WORK REQUIRED:
Only the number is wanted: how many lines in the data contain "pengurusan"?
— BEGIN —
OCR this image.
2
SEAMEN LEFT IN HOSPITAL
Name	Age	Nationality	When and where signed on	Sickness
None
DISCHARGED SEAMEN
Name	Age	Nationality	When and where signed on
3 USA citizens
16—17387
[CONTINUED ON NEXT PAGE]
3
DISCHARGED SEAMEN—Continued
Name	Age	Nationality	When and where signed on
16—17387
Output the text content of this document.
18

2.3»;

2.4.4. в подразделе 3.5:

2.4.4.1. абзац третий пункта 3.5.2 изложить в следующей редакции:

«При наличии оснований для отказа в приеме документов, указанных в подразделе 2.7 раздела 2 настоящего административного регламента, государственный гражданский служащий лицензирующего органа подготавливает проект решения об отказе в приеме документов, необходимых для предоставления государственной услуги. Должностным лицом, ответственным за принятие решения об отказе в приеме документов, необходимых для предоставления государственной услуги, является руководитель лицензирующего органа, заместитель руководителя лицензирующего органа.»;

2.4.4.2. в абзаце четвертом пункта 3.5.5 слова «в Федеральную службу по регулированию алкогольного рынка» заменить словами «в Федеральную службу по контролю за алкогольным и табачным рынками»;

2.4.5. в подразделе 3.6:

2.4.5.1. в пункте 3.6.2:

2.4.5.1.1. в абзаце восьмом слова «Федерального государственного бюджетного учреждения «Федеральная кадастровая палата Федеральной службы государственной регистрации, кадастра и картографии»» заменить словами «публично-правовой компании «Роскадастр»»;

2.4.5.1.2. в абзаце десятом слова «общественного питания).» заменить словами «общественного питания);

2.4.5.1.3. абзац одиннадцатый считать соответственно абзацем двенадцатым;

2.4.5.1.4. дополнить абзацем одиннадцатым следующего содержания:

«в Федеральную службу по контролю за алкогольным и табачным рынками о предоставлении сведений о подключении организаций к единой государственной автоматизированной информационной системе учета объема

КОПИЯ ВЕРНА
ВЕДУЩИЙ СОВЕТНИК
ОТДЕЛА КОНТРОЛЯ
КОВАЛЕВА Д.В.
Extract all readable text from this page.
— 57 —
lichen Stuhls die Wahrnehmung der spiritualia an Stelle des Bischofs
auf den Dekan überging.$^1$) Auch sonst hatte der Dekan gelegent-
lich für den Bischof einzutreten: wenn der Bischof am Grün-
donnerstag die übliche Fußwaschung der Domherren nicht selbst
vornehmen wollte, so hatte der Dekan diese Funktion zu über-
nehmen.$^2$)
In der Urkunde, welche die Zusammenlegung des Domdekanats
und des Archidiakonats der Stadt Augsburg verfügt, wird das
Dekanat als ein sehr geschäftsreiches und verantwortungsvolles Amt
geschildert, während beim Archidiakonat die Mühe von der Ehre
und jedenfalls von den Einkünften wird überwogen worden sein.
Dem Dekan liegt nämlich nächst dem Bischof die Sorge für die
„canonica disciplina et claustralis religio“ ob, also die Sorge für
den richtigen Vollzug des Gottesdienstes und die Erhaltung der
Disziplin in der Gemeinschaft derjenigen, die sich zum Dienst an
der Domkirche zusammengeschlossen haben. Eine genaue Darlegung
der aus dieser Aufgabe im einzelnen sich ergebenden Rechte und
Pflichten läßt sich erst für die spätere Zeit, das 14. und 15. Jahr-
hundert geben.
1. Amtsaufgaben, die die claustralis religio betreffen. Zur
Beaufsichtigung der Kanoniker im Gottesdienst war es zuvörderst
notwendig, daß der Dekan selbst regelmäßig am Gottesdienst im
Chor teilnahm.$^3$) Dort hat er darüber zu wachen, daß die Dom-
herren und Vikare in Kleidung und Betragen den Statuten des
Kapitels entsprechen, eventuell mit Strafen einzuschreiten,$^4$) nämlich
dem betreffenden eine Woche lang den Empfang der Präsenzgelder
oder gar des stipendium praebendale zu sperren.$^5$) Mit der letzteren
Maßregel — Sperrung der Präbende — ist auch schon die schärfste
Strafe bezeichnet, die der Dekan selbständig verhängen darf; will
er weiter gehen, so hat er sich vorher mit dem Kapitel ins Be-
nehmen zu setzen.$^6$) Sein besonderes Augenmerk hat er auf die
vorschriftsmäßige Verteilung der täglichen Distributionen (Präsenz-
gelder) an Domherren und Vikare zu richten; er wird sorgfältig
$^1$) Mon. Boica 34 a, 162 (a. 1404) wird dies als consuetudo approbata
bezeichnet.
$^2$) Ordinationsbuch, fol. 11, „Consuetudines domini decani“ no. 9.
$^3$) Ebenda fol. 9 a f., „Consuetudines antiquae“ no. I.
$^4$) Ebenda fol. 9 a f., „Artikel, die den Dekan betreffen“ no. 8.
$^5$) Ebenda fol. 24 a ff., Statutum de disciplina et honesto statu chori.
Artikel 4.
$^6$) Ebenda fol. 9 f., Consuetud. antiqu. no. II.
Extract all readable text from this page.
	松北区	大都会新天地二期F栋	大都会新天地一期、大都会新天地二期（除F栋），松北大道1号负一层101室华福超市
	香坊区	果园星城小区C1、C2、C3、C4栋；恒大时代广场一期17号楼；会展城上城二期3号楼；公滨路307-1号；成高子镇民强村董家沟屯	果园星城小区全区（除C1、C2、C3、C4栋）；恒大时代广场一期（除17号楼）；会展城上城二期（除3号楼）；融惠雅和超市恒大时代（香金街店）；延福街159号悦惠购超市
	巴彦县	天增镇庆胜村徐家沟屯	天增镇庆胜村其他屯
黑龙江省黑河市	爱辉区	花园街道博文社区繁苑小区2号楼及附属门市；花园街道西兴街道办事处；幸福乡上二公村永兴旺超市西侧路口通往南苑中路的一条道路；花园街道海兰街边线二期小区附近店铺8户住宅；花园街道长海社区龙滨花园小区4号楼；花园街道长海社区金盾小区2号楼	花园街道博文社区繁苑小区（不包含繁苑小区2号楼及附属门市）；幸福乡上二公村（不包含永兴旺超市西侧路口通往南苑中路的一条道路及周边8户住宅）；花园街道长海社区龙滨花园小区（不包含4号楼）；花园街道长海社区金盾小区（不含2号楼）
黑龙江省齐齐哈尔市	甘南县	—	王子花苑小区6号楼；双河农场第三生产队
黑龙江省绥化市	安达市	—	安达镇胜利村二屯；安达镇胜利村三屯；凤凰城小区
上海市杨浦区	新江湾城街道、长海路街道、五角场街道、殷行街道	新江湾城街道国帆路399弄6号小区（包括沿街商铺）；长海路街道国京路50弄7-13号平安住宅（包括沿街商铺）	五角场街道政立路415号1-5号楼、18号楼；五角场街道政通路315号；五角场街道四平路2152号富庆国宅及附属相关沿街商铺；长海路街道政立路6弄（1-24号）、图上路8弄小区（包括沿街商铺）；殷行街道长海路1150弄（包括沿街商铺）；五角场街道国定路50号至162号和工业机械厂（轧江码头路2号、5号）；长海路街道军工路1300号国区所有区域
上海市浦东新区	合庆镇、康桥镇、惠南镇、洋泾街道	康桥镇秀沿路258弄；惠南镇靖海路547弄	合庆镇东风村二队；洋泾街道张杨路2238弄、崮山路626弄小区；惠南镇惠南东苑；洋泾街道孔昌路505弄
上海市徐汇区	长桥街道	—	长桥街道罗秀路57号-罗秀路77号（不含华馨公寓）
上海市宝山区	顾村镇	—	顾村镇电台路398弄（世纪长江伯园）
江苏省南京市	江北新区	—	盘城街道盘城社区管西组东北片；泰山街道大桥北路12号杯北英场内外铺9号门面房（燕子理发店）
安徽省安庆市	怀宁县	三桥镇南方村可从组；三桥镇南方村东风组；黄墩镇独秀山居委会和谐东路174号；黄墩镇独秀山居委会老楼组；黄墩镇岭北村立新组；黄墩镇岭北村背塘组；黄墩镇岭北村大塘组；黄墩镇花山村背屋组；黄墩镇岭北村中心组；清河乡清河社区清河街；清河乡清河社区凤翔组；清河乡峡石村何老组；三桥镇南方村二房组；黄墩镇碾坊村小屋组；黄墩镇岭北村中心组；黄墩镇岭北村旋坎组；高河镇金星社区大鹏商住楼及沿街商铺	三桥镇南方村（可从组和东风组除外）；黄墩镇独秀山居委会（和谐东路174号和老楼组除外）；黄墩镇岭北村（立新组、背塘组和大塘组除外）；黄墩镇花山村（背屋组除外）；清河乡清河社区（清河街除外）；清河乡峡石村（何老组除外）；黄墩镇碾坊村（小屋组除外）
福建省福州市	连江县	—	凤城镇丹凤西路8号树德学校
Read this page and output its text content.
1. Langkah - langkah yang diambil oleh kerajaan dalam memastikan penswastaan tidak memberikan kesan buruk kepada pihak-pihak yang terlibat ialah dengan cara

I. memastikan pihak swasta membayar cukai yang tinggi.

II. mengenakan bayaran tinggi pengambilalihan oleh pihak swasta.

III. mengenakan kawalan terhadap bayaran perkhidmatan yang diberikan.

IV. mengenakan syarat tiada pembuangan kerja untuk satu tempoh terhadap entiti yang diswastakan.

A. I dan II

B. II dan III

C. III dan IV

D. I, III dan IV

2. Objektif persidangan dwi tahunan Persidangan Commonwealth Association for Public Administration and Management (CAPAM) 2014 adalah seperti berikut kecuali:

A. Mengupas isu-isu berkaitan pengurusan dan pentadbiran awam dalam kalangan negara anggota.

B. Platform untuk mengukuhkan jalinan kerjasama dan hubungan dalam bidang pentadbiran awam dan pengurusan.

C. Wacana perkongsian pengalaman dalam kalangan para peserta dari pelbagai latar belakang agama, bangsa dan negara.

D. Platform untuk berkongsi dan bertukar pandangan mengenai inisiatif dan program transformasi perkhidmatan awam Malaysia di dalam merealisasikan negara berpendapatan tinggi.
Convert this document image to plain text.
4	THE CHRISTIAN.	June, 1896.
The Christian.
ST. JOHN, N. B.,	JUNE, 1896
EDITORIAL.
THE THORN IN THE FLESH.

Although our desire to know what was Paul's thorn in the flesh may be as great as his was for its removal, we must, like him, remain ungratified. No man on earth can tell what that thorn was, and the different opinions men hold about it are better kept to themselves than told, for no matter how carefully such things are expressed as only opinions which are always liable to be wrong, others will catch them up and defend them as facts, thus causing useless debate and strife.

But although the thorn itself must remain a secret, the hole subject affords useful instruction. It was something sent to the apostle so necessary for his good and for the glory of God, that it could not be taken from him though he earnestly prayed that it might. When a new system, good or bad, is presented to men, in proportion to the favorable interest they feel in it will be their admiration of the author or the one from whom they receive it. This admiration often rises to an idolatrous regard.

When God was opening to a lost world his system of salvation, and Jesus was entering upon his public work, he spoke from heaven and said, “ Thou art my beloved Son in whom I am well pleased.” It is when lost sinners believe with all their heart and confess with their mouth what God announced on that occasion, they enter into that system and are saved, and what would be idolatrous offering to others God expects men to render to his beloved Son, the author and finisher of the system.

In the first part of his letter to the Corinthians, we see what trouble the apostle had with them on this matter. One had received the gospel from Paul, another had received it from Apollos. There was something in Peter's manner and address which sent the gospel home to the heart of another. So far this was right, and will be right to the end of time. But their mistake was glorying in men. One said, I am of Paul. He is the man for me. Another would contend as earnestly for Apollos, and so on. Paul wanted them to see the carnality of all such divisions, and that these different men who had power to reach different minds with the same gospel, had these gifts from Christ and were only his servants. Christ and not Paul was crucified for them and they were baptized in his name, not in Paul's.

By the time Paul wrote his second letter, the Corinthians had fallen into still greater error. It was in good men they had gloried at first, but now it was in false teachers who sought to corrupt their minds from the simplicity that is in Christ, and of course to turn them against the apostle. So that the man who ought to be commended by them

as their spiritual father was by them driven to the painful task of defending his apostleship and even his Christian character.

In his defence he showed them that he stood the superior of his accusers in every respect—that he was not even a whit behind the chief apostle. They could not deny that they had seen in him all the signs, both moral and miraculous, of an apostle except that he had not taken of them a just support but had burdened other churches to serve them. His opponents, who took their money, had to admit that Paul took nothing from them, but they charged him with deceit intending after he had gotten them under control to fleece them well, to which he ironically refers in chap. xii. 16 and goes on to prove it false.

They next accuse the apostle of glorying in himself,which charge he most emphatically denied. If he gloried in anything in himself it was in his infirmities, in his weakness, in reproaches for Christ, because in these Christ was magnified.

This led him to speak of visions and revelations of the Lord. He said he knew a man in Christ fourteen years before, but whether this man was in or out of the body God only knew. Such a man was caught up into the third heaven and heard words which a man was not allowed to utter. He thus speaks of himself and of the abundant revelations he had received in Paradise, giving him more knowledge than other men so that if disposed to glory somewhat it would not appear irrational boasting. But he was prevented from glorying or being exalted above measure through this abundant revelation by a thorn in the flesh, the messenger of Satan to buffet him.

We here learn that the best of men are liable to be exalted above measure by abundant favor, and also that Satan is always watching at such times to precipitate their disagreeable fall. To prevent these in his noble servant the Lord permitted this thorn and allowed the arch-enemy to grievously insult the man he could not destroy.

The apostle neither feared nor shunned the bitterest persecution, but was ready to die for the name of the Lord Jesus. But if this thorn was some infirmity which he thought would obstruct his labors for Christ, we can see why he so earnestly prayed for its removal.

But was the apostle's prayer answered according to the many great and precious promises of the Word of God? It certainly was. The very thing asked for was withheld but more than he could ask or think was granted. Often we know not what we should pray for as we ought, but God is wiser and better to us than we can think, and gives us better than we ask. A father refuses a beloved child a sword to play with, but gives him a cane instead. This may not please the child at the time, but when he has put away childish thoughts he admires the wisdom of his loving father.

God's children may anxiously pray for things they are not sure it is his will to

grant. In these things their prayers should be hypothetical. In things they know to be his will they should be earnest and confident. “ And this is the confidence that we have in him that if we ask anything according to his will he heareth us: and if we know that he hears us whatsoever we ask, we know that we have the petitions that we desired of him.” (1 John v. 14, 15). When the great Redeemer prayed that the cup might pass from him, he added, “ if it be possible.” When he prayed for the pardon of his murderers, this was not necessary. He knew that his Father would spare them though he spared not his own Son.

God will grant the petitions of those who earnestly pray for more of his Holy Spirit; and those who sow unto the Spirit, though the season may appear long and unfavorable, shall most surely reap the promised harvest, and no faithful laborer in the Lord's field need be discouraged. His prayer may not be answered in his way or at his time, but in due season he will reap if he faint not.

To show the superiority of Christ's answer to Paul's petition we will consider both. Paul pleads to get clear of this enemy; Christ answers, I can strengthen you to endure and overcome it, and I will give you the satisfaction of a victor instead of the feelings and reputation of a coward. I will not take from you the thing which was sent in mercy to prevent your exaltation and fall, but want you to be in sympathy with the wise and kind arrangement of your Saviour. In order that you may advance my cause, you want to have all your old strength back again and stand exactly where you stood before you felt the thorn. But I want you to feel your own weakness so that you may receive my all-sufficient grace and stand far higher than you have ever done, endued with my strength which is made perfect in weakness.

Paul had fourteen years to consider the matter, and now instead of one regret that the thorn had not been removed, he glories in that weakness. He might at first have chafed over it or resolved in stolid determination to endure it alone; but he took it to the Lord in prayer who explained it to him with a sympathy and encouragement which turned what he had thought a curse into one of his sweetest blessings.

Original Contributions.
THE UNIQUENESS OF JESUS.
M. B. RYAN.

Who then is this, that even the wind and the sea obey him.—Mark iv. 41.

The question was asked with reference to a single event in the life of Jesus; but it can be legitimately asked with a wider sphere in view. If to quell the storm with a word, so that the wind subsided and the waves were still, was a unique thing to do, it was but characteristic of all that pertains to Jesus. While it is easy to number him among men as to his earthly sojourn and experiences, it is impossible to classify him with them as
— END —
TASK OUTPUT:
2